> [Exercise] The data below should be printed in full, exactly, and without any of its images.
[start of Listing]
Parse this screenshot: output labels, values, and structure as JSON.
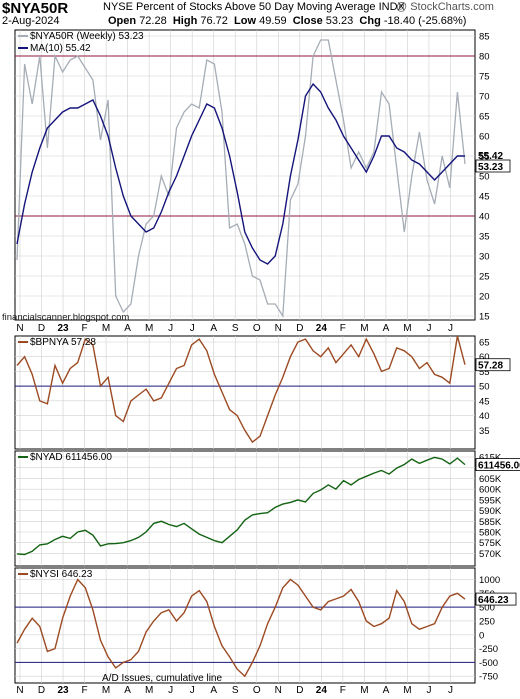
{
  "header": {
    "symbol": "$NYA50R",
    "description": "NYSE Percent of Stocks Above 50 Day Moving Average",
    "index_tag": "INDX",
    "brand": "@ StockCharts.com",
    "date": "2-Aug-2024",
    "open_label": "Open",
    "open": "72.28",
    "high_label": "High",
    "high": "76.72",
    "low_label": "Low",
    "low": "49.59",
    "close_label": "Close",
    "close": "53.23",
    "chg_label": "Chg",
    "chg": "-18.40 (-25.68%)"
  },
  "watermark": "financialscanner.blogspot.com",
  "annotation": "A/D Issues, cumulative line",
  "x_axis_labels": [
    "N",
    "D",
    "23",
    "F",
    "M",
    "A",
    "M",
    "J",
    "J",
    "A",
    "S",
    "O",
    "N",
    "D",
    "24",
    "F",
    "M",
    "A",
    "M",
    "J",
    "J"
  ],
  "colors": {
    "gray": "#a6adb5",
    "navy": "#14147a",
    "brown": "#9c4a22",
    "green": "#136313",
    "refline": "#8a1a3a",
    "navyline": "#1a1a80",
    "grid": "#d0d0d0"
  },
  "chart_data": [
    {
      "type": "line",
      "title": "$NYA50R (Weekly) 53.23",
      "ylim": [
        15,
        85
      ],
      "yticks": [
        15,
        20,
        25,
        30,
        35,
        40,
        45,
        50,
        55,
        60,
        65,
        70,
        75,
        80,
        85
      ],
      "reference_lines": [
        40,
        80
      ],
      "series": [
        {
          "name": "$NYA50R (Weekly) 53.23",
          "last_label": "53.23",
          "values": [
            29,
            78,
            68,
            80,
            57,
            80,
            76,
            79,
            80,
            77,
            74,
            59,
            69,
            20,
            16,
            18,
            30,
            38,
            40,
            50,
            45,
            62,
            66,
            68,
            67,
            79,
            78,
            66,
            37,
            38,
            33,
            25,
            24,
            18,
            18,
            15,
            44,
            48,
            60,
            80,
            84,
            84,
            74,
            64,
            52,
            56,
            52,
            56,
            71,
            68,
            52,
            36,
            50,
            61,
            49,
            43,
            55,
            47,
            71,
            53
          ]
        },
        {
          "name": "MA(10) 55.42",
          "last_label": "55.42",
          "values": [
            33,
            43,
            51,
            57,
            62,
            64,
            66,
            67,
            67,
            68,
            69,
            65,
            60,
            52,
            45,
            40,
            38,
            36,
            37,
            41,
            46,
            50,
            55,
            60,
            64,
            68,
            67,
            62,
            55,
            46,
            36,
            32,
            29,
            28,
            30,
            38,
            50,
            59,
            70,
            73,
            71,
            67,
            64,
            60,
            57,
            54,
            51,
            55,
            60,
            60,
            57,
            56,
            54,
            53,
            51,
            49,
            51,
            53,
            55,
            55
          ]
        }
      ]
    },
    {
      "type": "line",
      "title": "$BPNYA 57.28",
      "ylim": [
        30,
        65
      ],
      "yticks": [
        35,
        40,
        45,
        50,
        55,
        60,
        65
      ],
      "reference_lines": [
        50
      ],
      "series": [
        {
          "name": "$BPNYA 57.28",
          "last_label": "57.28",
          "values": [
            57,
            60,
            54,
            45,
            44,
            57,
            51,
            56,
            58,
            66,
            64,
            50,
            53,
            40,
            38,
            45,
            47,
            49,
            45,
            46,
            51,
            56,
            57,
            64,
            66,
            62,
            54,
            48,
            42,
            40,
            35,
            31,
            33,
            40,
            47,
            53,
            60,
            65,
            66,
            62,
            60,
            63,
            58,
            61,
            64,
            60,
            66,
            61,
            55,
            56,
            63,
            62,
            60,
            56,
            58,
            54,
            53,
            51,
            67,
            57.28
          ]
        }
      ]
    },
    {
      "type": "line",
      "title": "$NYAD 611456.00",
      "ylim": [
        566000,
        615000
      ],
      "yticks": [
        570000,
        575000,
        580000,
        585000,
        590000,
        595000,
        600000,
        605000,
        610000,
        615000
      ],
      "ytick_labels": [
        "570K",
        "575K",
        "580K",
        "585K",
        "590K",
        "595K",
        "600K",
        "605K",
        "610K",
        "615K"
      ],
      "series": [
        {
          "name": "$NYAD 611456.00",
          "last_label": "611456.00",
          "values": [
            569800,
            569500,
            571000,
            574000,
            574500,
            576500,
            578000,
            577000,
            580000,
            580800,
            578500,
            573500,
            574500,
            574600,
            575000,
            576000,
            577500,
            580000,
            584000,
            585000,
            583500,
            582500,
            584000,
            581500,
            579000,
            577500,
            576000,
            575000,
            578000,
            581000,
            585500,
            588000,
            588600,
            589000,
            591500,
            593000,
            593800,
            595000,
            594000,
            598000,
            599600,
            602000,
            600000,
            604000,
            602000,
            604500,
            606000,
            607500,
            608700,
            607000,
            609800,
            611500,
            614000,
            612000,
            613500,
            614800,
            614000,
            611800,
            614500,
            611456
          ]
        }
      ]
    },
    {
      "type": "line",
      "title": "$NYSI 646.23",
      "ylim": [
        -800,
        1100
      ],
      "yticks": [
        -750,
        -500,
        -250,
        0,
        250,
        500,
        750,
        1000
      ],
      "reference_lines": [
        -500,
        500
      ],
      "series": [
        {
          "name": "$NYSI 646.23",
          "last_label": "646.23",
          "values": [
            -150,
            100,
            300,
            150,
            -300,
            -250,
            300,
            700,
            1000,
            850,
            450,
            -100,
            -400,
            -600,
            -500,
            -450,
            -300,
            50,
            250,
            400,
            450,
            250,
            400,
            700,
            800,
            600,
            150,
            -200,
            -400,
            -620,
            -750,
            -500,
            -200,
            200,
            500,
            850,
            1000,
            900,
            700,
            500,
            450,
            600,
            650,
            700,
            820,
            600,
            250,
            150,
            200,
            300,
            800,
            600,
            200,
            100,
            150,
            200,
            500,
            700,
            750,
            646
          ]
        }
      ]
    }
  ]
}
[end of Listing]
> [Response]
Parse this screenshot: output labels, values, and structure as JSON.
{
  "header": {
    "symbol": "$NYA50R",
    "description": "NYSE Percent of Stocks Above 50 Day Moving Average",
    "index_tag": "INDX",
    "brand": "@ StockCharts.com",
    "date": "2-Aug-2024",
    "open_label": "Open",
    "open": "72.28",
    "high_label": "High",
    "high": "76.72",
    "low_label": "Low",
    "low": "49.59",
    "close_label": "Close",
    "close": "53.23",
    "chg_label": "Chg",
    "chg": "-18.40 (-25.68%)"
  },
  "watermark": "financialscanner.blogspot.com",
  "annotation": "A/D Issues, cumulative line",
  "x_axis_labels": [
    "N",
    "D",
    "23",
    "F",
    "M",
    "A",
    "M",
    "J",
    "J",
    "A",
    "S",
    "O",
    "N",
    "D",
    "24",
    "F",
    "M",
    "A",
    "M",
    "J",
    "J"
  ],
  "colors": {
    "gray": "#a6adb5",
    "navy": "#14147a",
    "brown": "#9c4a22",
    "green": "#136313",
    "refline": "#8a1a3a",
    "navyline": "#1a1a80",
    "grid": "#d0d0d0"
  },
  "chart_data": [
    {
      "type": "line",
      "title": "$NYA50R (Weekly) 53.23",
      "ylim": [
        15,
        85
      ],
      "yticks": [
        15,
        20,
        25,
        30,
        35,
        40,
        45,
        50,
        55,
        60,
        65,
        70,
        75,
        80,
        85
      ],
      "reference_lines": [
        40,
        80
      ],
      "series": [
        {
          "name": "$NYA50R (Weekly) 53.23",
          "last_label": "53.23",
          "values": [
            29,
            78,
            68,
            80,
            57,
            80,
            76,
            79,
            80,
            77,
            74,
            59,
            69,
            20,
            16,
            18,
            30,
            38,
            40,
            50,
            45,
            62,
            66,
            68,
            67,
            79,
            78,
            66,
            37,
            38,
            33,
            25,
            24,
            18,
            18,
            15,
            44,
            48,
            60,
            80,
            84,
            84,
            74,
            64,
            52,
            56,
            52,
            56,
            71,
            68,
            52,
            36,
            50,
            61,
            49,
            43,
            55,
            47,
            71,
            53
          ]
        },
        {
          "name": "MA(10) 55.42",
          "last_label": "55.42",
          "values": [
            33,
            43,
            51,
            57,
            62,
            64,
            66,
            67,
            67,
            68,
            69,
            65,
            60,
            52,
            45,
            40,
            38,
            36,
            37,
            41,
            46,
            50,
            55,
            60,
            64,
            68,
            67,
            62,
            55,
            46,
            36,
            32,
            29,
            28,
            30,
            38,
            50,
            59,
            70,
            73,
            71,
            67,
            64,
            60,
            57,
            54,
            51,
            55,
            60,
            60,
            57,
            56,
            54,
            53,
            51,
            49,
            51,
            53,
            55,
            55
          ]
        }
      ]
    },
    {
      "type": "line",
      "title": "$BPNYA 57.28",
      "ylim": [
        30,
        65
      ],
      "yticks": [
        35,
        40,
        45,
        50,
        55,
        60,
        65
      ],
      "reference_lines": [
        50
      ],
      "series": [
        {
          "name": "$BPNYA 57.28",
          "last_label": "57.28",
          "values": [
            57,
            60,
            54,
            45,
            44,
            57,
            51,
            56,
            58,
            66,
            64,
            50,
            53,
            40,
            38,
            45,
            47,
            49,
            45,
            46,
            51,
            56,
            57,
            64,
            66,
            62,
            54,
            48,
            42,
            40,
            35,
            31,
            33,
            40,
            47,
            53,
            60,
            65,
            66,
            62,
            60,
            63,
            58,
            61,
            64,
            60,
            66,
            61,
            55,
            56,
            63,
            62,
            60,
            56,
            58,
            54,
            53,
            51,
            67,
            57.28
          ]
        }
      ]
    },
    {
      "type": "line",
      "title": "$NYAD 611456.00",
      "ylim": [
        566000,
        615000
      ],
      "yticks": [
        570000,
        575000,
        580000,
        585000,
        590000,
        595000,
        600000,
        605000,
        610000,
        615000
      ],
      "ytick_labels": [
        "570K",
        "575K",
        "580K",
        "585K",
        "590K",
        "595K",
        "600K",
        "605K",
        "610K",
        "615K"
      ],
      "series": [
        {
          "name": "$NYAD 611456.00",
          "last_label": "611456.00",
          "values": [
            569800,
            569500,
            571000,
            574000,
            574500,
            576500,
            578000,
            577000,
            580000,
            580800,
            578500,
            573500,
            574500,
            574600,
            575000,
            576000,
            577500,
            580000,
            584000,
            585000,
            583500,
            582500,
            584000,
            581500,
            579000,
            577500,
            576000,
            575000,
            578000,
            581000,
            585500,
            588000,
            588600,
            589000,
            591500,
            593000,
            593800,
            595000,
            594000,
            598000,
            599600,
            602000,
            600000,
            604000,
            602000,
            604500,
            606000,
            607500,
            608700,
            607000,
            609800,
            611500,
            614000,
            612000,
            613500,
            614800,
            614000,
            611800,
            614500,
            611456
          ]
        }
      ]
    },
    {
      "type": "line",
      "title": "$NYSI 646.23",
      "ylim": [
        -800,
        1100
      ],
      "yticks": [
        -750,
        -500,
        -250,
        0,
        250,
        500,
        750,
        1000
      ],
      "reference_lines": [
        -500,
        500
      ],
      "series": [
        {
          "name": "$NYSI 646.23",
          "last_label": "646.23",
          "values": [
            -150,
            100,
            300,
            150,
            -300,
            -250,
            300,
            700,
            1000,
            850,
            450,
            -100,
            -400,
            -600,
            -500,
            -450,
            -300,
            50,
            250,
            400,
            450,
            250,
            400,
            700,
            800,
            600,
            150,
            -200,
            -400,
            -620,
            -750,
            -500,
            -200,
            200,
            500,
            850,
            1000,
            900,
            700,
            500,
            450,
            600,
            650,
            700,
            820,
            600,
            250,
            150,
            200,
            300,
            800,
            600,
            200,
            100,
            150,
            200,
            500,
            700,
            750,
            646
          ]
        }
      ]
    }
  ]
}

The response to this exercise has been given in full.